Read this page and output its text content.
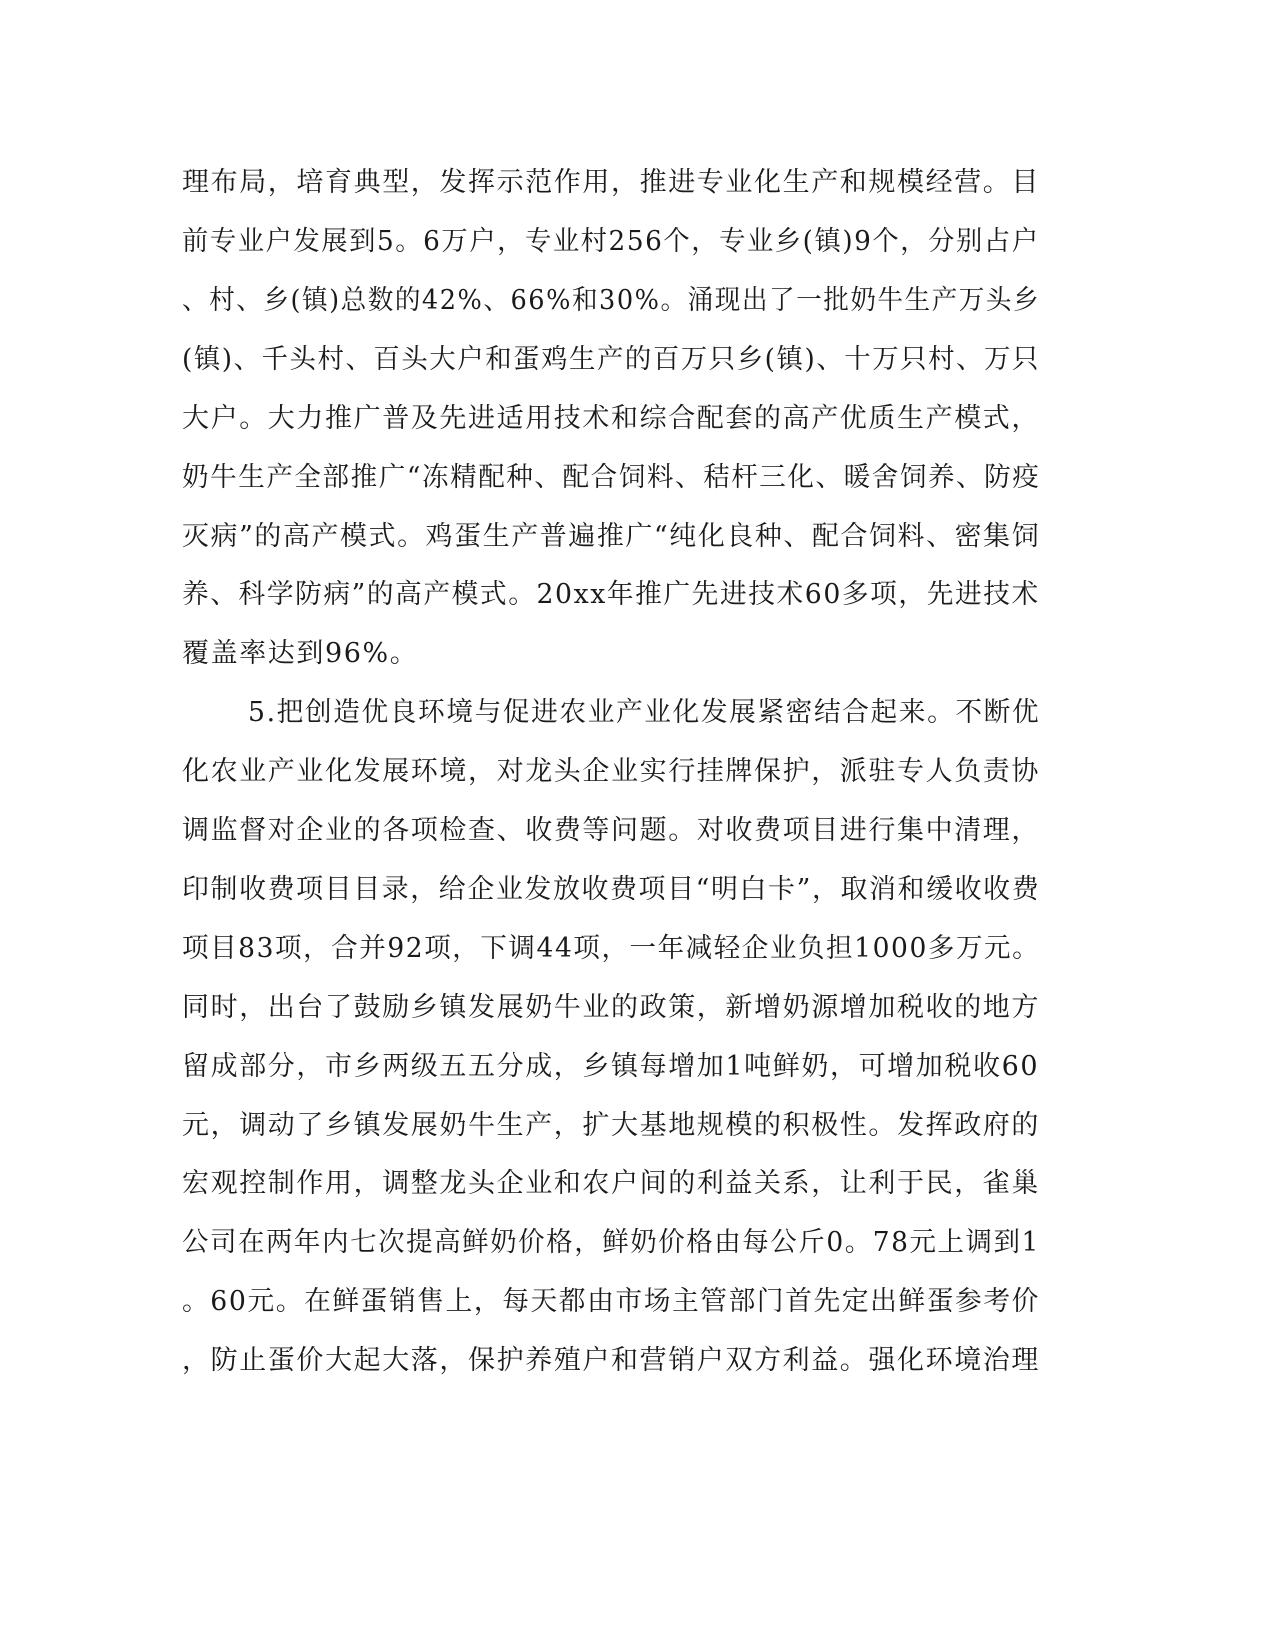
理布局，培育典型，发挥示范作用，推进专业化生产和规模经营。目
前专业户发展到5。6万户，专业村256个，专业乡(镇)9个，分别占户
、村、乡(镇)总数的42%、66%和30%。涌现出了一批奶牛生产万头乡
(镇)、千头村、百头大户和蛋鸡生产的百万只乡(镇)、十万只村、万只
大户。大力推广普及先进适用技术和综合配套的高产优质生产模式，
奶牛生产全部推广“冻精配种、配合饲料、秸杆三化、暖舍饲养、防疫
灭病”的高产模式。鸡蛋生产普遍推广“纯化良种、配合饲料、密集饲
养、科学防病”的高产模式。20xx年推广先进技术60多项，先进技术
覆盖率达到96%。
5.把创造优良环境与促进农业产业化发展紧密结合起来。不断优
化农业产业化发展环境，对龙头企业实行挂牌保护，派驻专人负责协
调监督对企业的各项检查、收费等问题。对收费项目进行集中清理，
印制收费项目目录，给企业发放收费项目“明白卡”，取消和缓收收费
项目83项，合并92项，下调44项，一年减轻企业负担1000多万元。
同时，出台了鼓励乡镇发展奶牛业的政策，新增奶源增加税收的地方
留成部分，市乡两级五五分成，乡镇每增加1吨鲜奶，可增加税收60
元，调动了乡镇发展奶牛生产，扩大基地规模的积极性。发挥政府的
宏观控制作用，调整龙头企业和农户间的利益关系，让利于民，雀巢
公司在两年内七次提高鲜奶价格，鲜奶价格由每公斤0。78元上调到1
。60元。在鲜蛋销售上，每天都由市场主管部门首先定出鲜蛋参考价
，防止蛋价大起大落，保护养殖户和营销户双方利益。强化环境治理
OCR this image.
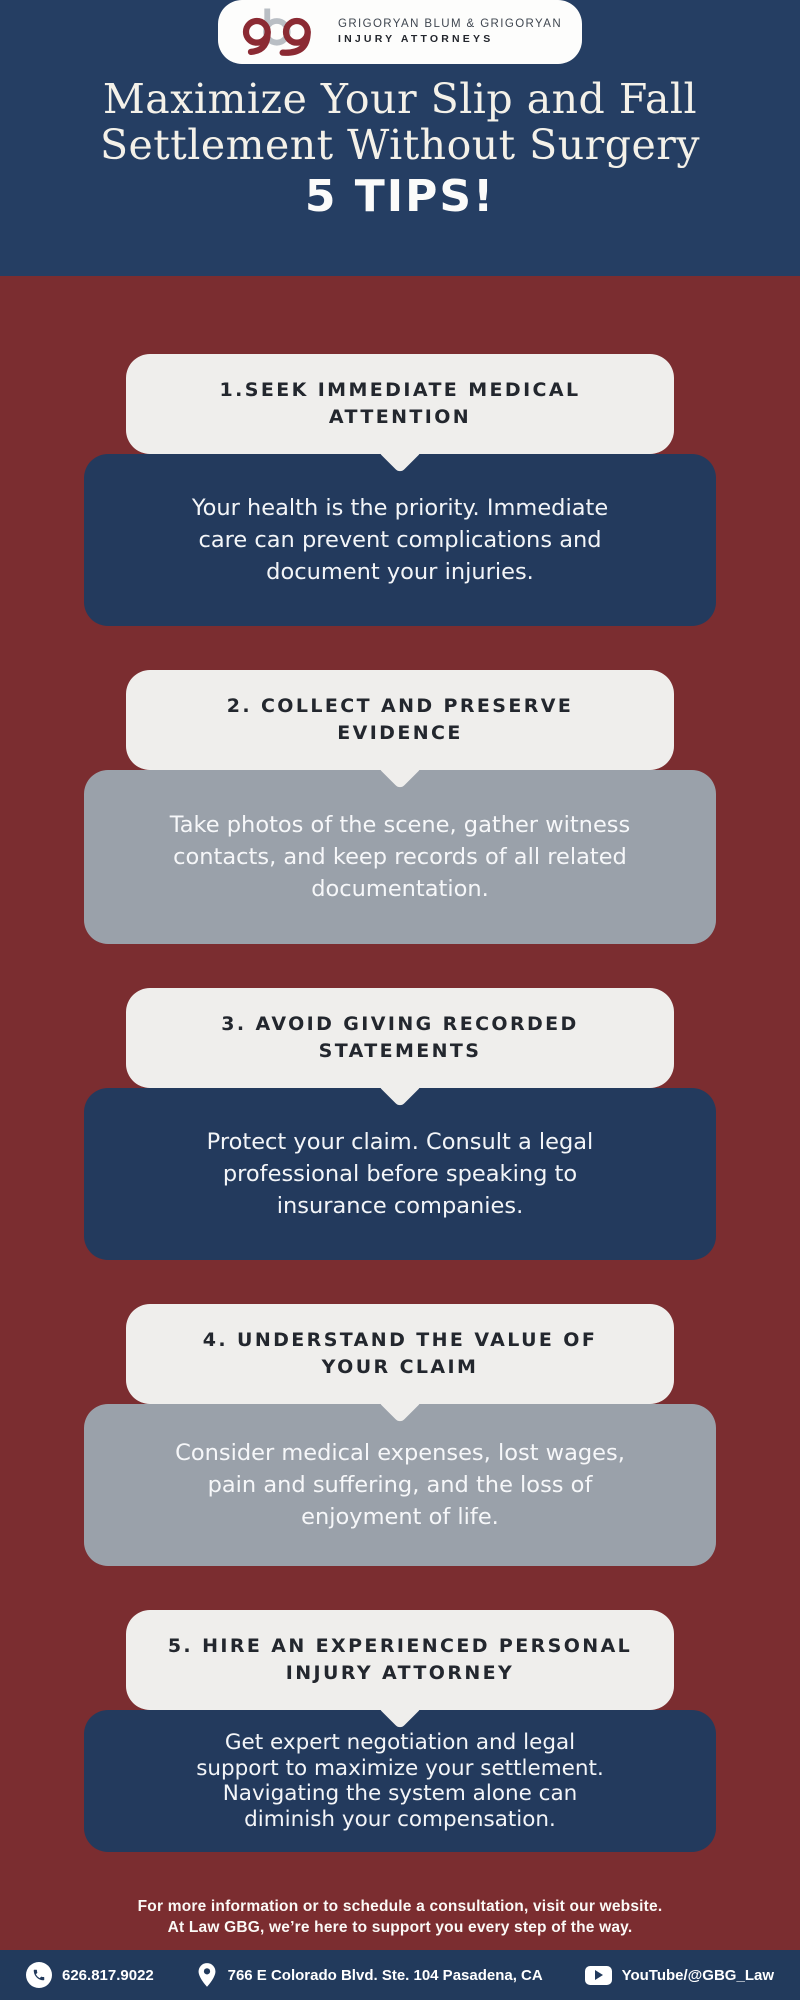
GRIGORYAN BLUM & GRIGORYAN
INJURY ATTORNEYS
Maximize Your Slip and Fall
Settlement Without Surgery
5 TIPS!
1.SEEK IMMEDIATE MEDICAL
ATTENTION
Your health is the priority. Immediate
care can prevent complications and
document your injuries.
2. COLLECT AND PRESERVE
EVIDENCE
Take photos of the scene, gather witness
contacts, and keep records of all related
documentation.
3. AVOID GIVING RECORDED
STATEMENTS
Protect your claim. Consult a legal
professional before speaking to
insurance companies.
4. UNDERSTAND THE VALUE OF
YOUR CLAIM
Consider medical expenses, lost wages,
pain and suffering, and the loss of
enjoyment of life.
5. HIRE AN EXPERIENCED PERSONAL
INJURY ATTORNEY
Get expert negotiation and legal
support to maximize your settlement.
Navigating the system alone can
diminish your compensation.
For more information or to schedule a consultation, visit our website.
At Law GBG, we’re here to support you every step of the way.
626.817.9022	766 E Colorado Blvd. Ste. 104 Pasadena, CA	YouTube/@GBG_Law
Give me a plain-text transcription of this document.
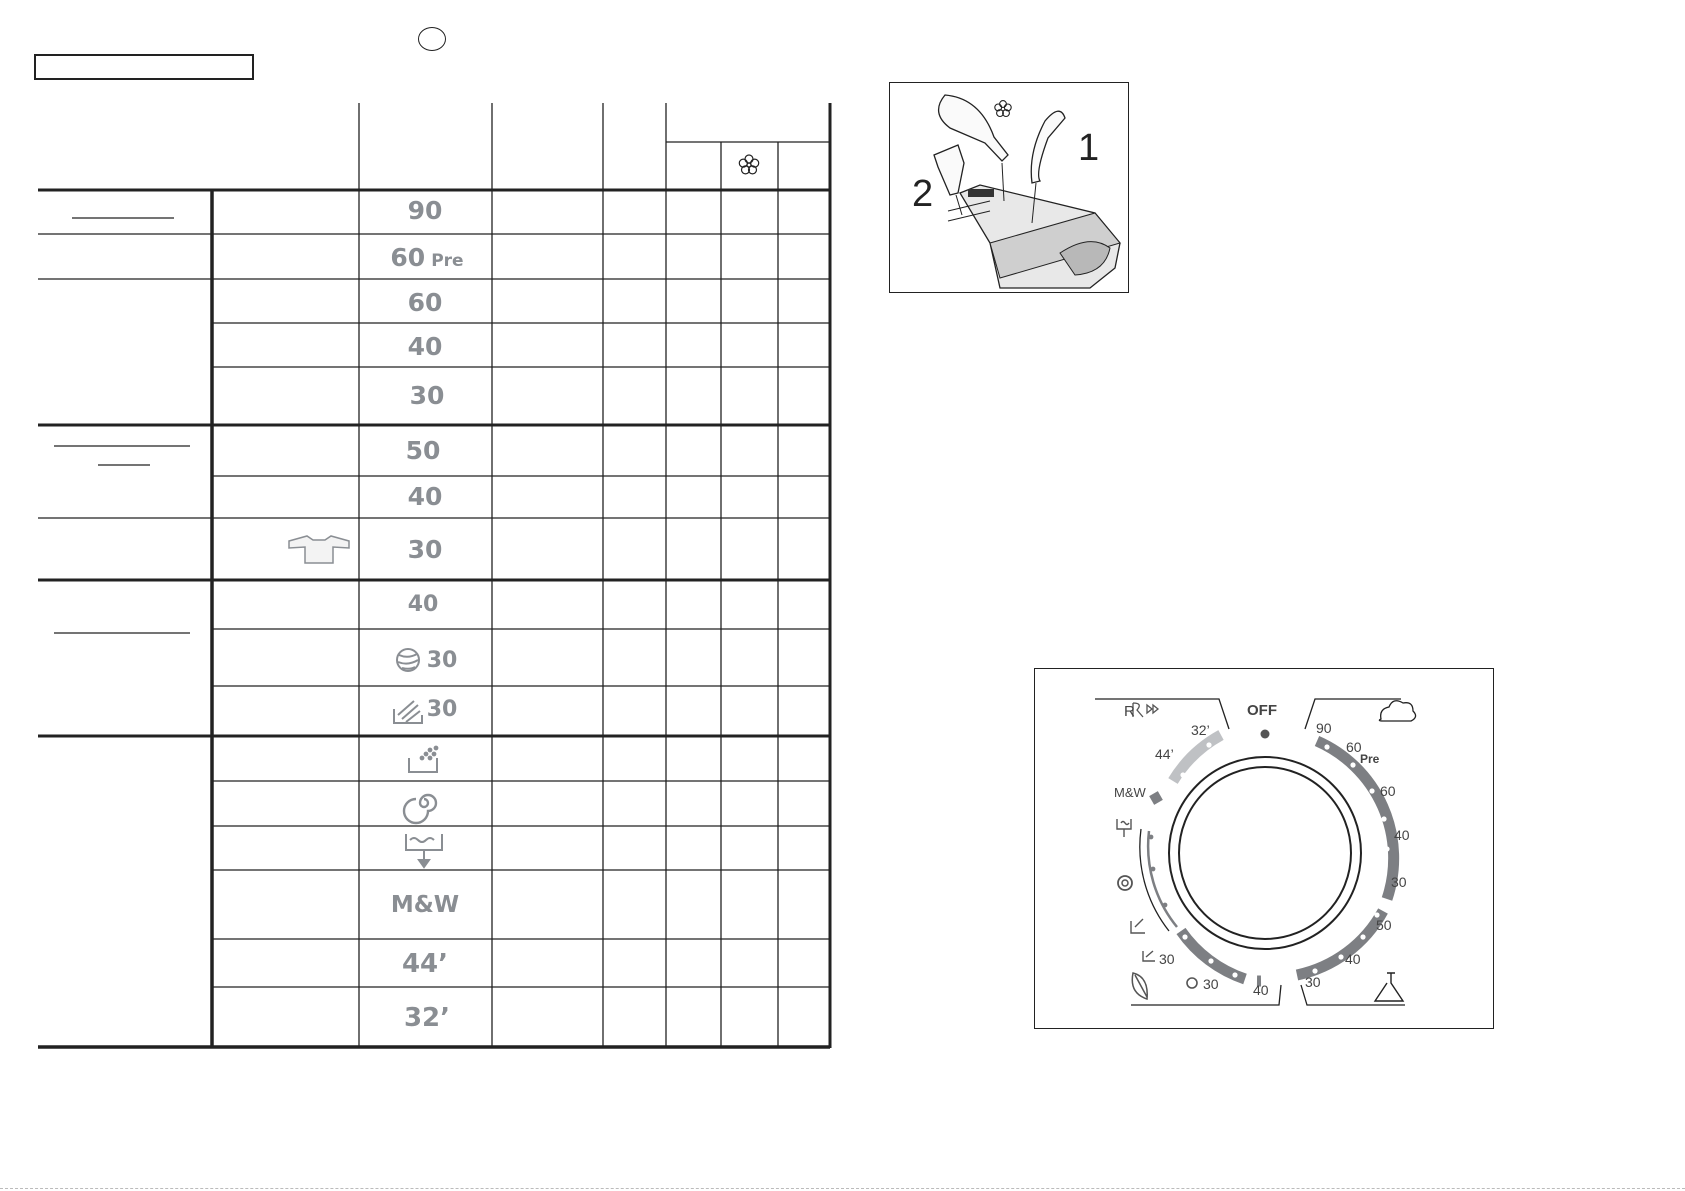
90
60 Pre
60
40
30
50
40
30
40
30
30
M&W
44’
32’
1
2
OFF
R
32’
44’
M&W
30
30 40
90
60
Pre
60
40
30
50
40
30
▬▬▬▬▬▬
Written exercise — What is the number of lines in these records that contain "的高产模式"? Reply with the number only.

Output for this exercise — 2